### [Stored rows]
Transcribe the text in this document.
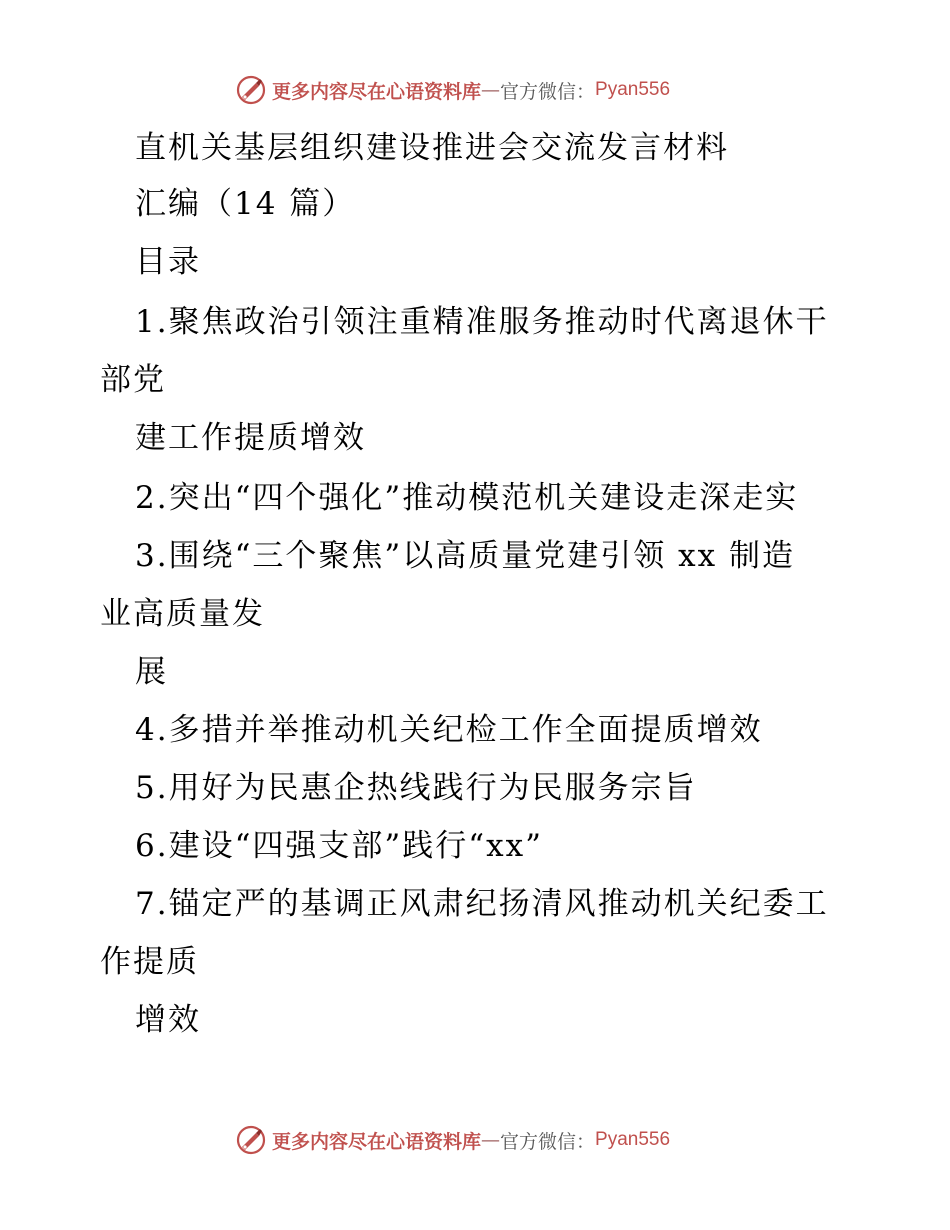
更多内容尽在心语资料库 — 官方微信： Pyan556
直机关基层组织建设推进会交流发言材料
汇编（14 篇）
目录
1.聚焦政治引领注重精准服务推动时代离退休干
部党
建工作提质增效
2.突出“四个强化”推动模范机关建设走深走实
3.围绕“三个聚焦”以高质量党建引领 xx 制造
业高质量发
展
4.多措并举推动机关纪检工作全面提质增效
5.用好为民惠企热线践行为民服务宗旨
6.建设“四强支部”践行“xx”
7.锚定严的基调正风肃纪扬清风推动机关纪委工
作提质
增效
更多内容尽在心语资料库 — 官方微信： Pyan556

### [Work instructions]
Print the entries above exactly, taking out only the pictures.

### [Result below]
Transcribe the text in this document.
更多内容尽在心语资料库 — 官方微信： Pyan556
直机关基层组织建设推进会交流发言材料
汇编（14 篇）
目录
1.聚焦政治引领注重精准服务推动时代离退休干
部党
建工作提质增效
2.突出“四个强化”推动模范机关建设走深走实
3.围绕“三个聚焦”以高质量党建引领 xx 制造
业高质量发
展
4.多措并举推动机关纪检工作全面提质增效
5.用好为民惠企热线践行为民服务宗旨
6.建设“四强支部”践行“xx”
7.锚定严的基调正风肃纪扬清风推动机关纪委工
作提质
增效
更多内容尽在心语资料库 — 官方微信： Pyan556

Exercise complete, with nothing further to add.